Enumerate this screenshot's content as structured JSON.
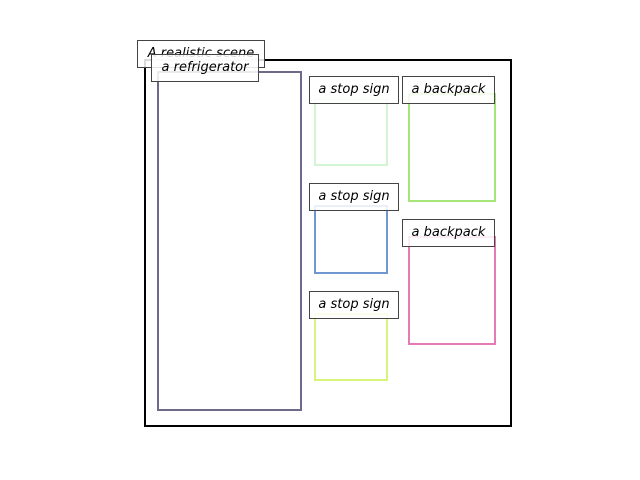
{
  "scene": {
    "title": "A realistic scene"
  },
  "objects": [
    {
      "label": "a refrigerator",
      "color": "#6e6a8a"
    },
    {
      "label": "a stop sign",
      "color": "#d4f5d4"
    },
    {
      "label": "a stop sign",
      "color": "#6f98d0"
    },
    {
      "label": "a stop sign",
      "color": "#d6f57a"
    },
    {
      "label": "a backpack",
      "color": "#a6e57a"
    },
    {
      "label": "a backpack",
      "color": "#e57ab5"
    }
  ]
}
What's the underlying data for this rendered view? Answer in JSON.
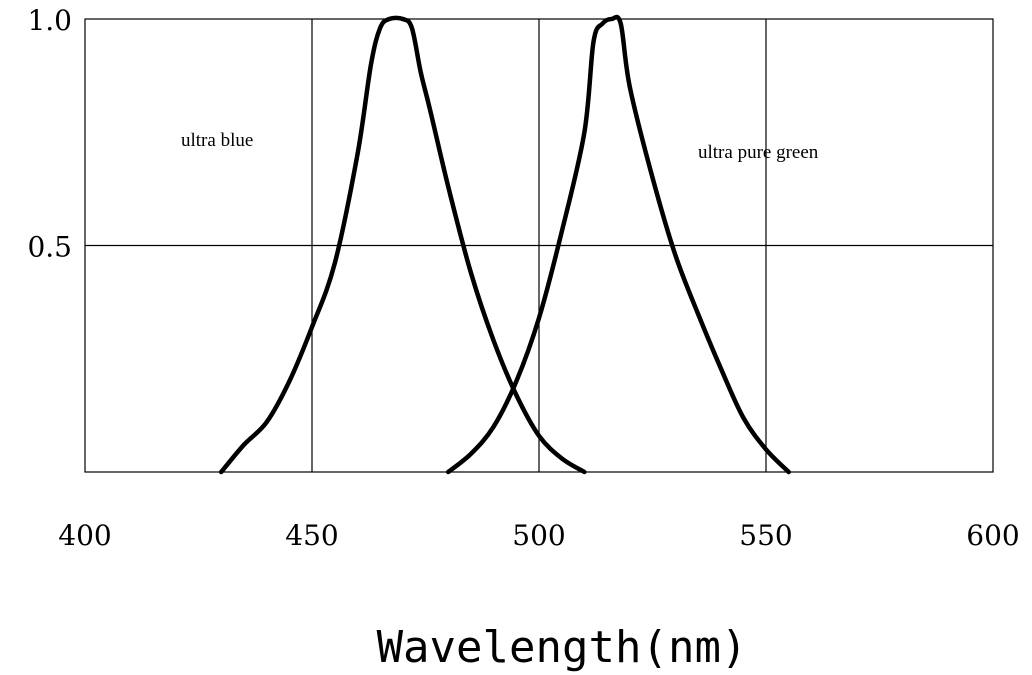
{
  "chart_data": {
    "type": "line",
    "title": "",
    "xlabel": "Wavelength(nm)",
    "ylabel": "",
    "xlim": [
      400,
      600
    ],
    "ylim": [
      0,
      1.0
    ],
    "x_ticks": [
      400,
      450,
      500,
      550,
      600
    ],
    "x_tick_labels": [
      "400",
      "450",
      "500",
      "550",
      "600"
    ],
    "y_ticks": [
      0.5,
      1.0
    ],
    "y_tick_labels": [
      "0.5",
      "1.0"
    ],
    "grid": true,
    "series": [
      {
        "name": "ultra blue",
        "x": [
          430,
          435,
          440,
          445,
          450,
          455,
          460,
          463,
          465,
          467,
          470,
          472,
          474,
          476,
          480,
          485,
          490,
          495,
          500,
          505,
          510
        ],
        "y": [
          0.0,
          0.06,
          0.11,
          0.2,
          0.32,
          0.46,
          0.7,
          0.9,
          0.98,
          1.0,
          1.0,
          0.98,
          0.88,
          0.8,
          0.63,
          0.44,
          0.29,
          0.17,
          0.08,
          0.03,
          0.0
        ]
      },
      {
        "name": "ultra pure green",
        "x": [
          480,
          485,
          490,
          495,
          500,
          505,
          510,
          512,
          514,
          516,
          518,
          520,
          525,
          530,
          535,
          540,
          545,
          550,
          555
        ],
        "y": [
          0.0,
          0.04,
          0.1,
          0.2,
          0.34,
          0.53,
          0.75,
          0.95,
          0.99,
          1.0,
          0.99,
          0.85,
          0.65,
          0.48,
          0.35,
          0.23,
          0.12,
          0.05,
          0.0
        ]
      }
    ],
    "annotations": [
      "ultra blue",
      "ultra pure green"
    ]
  }
}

+ + + + +

### Aim of the task
Show every line that contains the word "green".

### Task response
        "name": "ultra pure green",
      "ultra pure green"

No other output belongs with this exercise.